— ISTRUZIONE SCRITTA 1 —
Riproduci fedelmente il tratto dei record che va dall'inizio dei record fino alla riga che contiene "sessions-cell: 438.67%: [447, 337, 510, 355]", includendo sia la prima sia l'ultima riga.

— TESTO DA LEGGERE —
Una visita che si compie in un contesto di grandi tensioni come sottolinea l’inviato speciale nella regione dei Grandi Laghi del Segretario generale delle Nazioni Unite.
“I presidenti Paul Kagame e Félix Thisekedi devono sforzarsi didisinnescare il conflitto tra Ruanda e Congo, smorzando le tensioni attraverso il dialogo”.
Nelle parole dell’inviato speciale Onu Huang Xia, c’è tutta la profonda preoccupazione della comunità internazionale per l’escalation militare tra i due paesi.
Una situazione allarmante alla vigilia del viaggio di Papa Francesco che dal 31 gennaio al 3 febbraio sarà a Kinshasa, capitale congolese, per la seconda visita apostolica di un Pontefice in Congo (il primo a compierla fu Papa Giovanni Paolo II nel 1980 e nel 1985) per poi volare in Sud Sudan, dal 3 al 5 febbraio.
Le dichiarazioni dell’inviato speciale dell’Onu seguono di pochi giorni quelle delle autorità ruandesi, che hanno definito le azioni belliche misure difensive” in risposta “a ripetuti atti di provocazione”.Ma per Kinshasa, il jet Sukhoi-25 è stato attaccato mentre iniziava la fase di atterraggio all’aeroporto internazionale di Goma, capoluogo del nord Kivu, senza violare lo spazio aereo ruandese.

— ESTRATTO DEI RECORD —
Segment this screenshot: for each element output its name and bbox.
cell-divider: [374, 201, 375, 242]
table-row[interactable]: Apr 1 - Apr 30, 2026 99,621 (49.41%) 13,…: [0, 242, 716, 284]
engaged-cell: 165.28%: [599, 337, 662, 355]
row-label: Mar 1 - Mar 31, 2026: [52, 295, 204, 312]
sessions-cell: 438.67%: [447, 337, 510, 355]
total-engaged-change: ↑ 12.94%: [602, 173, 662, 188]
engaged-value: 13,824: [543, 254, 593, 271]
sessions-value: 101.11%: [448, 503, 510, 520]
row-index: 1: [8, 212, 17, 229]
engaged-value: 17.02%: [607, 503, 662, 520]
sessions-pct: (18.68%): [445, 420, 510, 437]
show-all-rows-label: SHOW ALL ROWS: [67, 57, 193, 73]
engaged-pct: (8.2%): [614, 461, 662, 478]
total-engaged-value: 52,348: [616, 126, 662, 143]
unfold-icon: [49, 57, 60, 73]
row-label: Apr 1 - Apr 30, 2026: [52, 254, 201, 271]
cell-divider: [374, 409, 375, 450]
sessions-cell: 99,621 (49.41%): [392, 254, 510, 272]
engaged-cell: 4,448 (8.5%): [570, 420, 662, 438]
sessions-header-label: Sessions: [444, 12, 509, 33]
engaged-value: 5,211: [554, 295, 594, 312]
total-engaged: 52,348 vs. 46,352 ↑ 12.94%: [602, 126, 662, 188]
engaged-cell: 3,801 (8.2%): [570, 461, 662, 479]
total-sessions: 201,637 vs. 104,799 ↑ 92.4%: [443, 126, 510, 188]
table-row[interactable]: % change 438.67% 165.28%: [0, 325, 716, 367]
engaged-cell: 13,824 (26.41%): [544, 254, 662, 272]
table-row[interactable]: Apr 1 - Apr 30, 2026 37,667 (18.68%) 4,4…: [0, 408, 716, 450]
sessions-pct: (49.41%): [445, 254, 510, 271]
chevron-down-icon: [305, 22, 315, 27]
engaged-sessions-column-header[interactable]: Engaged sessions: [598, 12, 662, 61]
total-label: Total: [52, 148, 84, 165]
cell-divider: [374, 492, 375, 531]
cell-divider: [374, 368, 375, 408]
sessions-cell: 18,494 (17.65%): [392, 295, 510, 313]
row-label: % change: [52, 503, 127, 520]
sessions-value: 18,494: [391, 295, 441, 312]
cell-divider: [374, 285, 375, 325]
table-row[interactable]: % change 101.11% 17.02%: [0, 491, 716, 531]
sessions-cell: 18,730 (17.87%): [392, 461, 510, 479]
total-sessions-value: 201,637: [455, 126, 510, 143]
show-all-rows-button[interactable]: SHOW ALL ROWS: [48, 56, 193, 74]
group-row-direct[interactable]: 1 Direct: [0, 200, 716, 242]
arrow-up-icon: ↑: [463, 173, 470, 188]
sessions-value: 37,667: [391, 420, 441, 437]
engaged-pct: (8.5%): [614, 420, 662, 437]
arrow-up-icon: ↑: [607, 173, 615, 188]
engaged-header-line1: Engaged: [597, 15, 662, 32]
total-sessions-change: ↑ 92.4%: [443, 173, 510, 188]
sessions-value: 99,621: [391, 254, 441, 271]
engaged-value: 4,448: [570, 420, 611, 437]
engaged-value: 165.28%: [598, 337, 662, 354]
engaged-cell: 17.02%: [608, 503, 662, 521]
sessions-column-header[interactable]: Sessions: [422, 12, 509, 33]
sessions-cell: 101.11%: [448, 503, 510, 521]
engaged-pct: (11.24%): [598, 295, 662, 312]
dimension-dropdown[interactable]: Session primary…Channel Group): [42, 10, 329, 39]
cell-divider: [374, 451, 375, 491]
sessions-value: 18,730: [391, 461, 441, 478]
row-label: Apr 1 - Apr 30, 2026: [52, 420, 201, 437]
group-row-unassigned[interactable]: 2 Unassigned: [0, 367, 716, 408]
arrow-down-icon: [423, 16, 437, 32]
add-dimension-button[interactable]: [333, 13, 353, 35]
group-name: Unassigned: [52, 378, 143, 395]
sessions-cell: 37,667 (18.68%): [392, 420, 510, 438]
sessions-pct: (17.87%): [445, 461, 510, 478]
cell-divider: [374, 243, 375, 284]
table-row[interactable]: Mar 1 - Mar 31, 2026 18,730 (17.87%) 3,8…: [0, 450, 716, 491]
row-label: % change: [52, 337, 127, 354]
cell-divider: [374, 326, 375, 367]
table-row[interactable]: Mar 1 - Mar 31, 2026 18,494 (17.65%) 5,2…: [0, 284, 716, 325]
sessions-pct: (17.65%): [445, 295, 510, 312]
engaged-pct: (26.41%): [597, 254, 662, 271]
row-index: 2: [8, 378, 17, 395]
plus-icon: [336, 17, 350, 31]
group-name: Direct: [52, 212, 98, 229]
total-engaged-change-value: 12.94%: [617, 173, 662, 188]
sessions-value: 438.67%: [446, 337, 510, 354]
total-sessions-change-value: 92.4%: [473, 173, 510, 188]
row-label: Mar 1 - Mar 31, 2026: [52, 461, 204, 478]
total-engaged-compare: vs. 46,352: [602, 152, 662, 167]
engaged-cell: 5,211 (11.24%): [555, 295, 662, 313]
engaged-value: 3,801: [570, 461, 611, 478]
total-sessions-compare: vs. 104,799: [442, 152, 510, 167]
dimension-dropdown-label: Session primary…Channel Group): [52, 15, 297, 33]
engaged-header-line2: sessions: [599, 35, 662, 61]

— ISTRUZIONE SCRITTA 2 —
Puoi riscrivere come elenco puntato il paragrafo del testo sulle tensioni tra Ruanda e Congo che inizia con "Una situazione allarmante alla vigilia", mantenendone i fatti principali?

— RISULTATO 1 —
Segment this screenshot: for each element output its name and bbox.
cell-divider: [374, 201, 375, 242]
table-row[interactable]: Apr 1 - Apr 30, 2026 99,621 (49.41%) 13,…: [0, 242, 716, 284]
engaged-cell: 165.28%: [599, 337, 662, 355]
row-label: Mar 1 - Mar 31, 2026: [52, 295, 204, 312]
sessions-cell: 438.67%: [447, 337, 510, 355]

— RISULTATO 2 —
- La situazione è allarmante alla vigilia del viaggio di Papa Francesco.
- Dal 31 gennaio al 3 febbraio il Papa sarà a Kinshasa, capitale congolese.
- Si tratta della seconda visita apostolica di un Pontefice in Congo.
- La prima la compì Papa Giovanni Paolo II, nel 1980 e nel 1985.
- Dal 3 al 5 febbraio il Papa volerà poi in Sud Sudan.